-- Given data start --

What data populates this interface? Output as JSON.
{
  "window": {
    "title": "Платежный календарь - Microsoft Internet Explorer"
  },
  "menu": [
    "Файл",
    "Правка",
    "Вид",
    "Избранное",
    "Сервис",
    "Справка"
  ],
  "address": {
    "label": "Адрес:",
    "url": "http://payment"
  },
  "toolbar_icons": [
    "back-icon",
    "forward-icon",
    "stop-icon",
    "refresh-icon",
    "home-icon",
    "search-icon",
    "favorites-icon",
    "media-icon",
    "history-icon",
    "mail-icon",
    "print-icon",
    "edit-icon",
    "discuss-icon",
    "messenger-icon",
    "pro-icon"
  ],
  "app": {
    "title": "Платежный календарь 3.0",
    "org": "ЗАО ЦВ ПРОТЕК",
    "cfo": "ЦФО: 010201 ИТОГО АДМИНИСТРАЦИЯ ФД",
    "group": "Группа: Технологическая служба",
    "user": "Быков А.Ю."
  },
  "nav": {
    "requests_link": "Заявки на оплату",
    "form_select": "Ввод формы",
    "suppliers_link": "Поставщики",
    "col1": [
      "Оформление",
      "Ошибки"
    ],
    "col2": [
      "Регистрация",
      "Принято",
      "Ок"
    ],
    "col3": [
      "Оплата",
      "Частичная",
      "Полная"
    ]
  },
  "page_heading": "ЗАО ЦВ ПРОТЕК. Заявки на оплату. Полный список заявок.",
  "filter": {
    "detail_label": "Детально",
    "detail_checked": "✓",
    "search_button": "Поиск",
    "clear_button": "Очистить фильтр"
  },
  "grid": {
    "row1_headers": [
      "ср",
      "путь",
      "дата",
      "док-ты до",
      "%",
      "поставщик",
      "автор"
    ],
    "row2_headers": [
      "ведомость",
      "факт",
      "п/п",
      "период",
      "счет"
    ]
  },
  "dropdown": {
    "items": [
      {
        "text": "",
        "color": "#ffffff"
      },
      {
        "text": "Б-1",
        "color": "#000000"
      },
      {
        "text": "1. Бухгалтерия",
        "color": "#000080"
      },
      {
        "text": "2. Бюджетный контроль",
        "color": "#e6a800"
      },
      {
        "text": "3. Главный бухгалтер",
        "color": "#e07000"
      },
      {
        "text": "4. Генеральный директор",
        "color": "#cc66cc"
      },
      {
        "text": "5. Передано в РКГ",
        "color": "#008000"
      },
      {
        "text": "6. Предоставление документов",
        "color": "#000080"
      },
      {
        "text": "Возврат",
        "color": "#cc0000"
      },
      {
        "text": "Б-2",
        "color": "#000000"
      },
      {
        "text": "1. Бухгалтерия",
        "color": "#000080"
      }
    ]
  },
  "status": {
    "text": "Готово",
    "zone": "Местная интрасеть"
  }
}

-- Given data end --

__The request__. Review the material and copy each line in which the word "Платежный" appears.

__Output for this task__.
    "title": "Платежный календарь - Microsoft Internet Explorer"
    "title": "Платежный календарь 3.0",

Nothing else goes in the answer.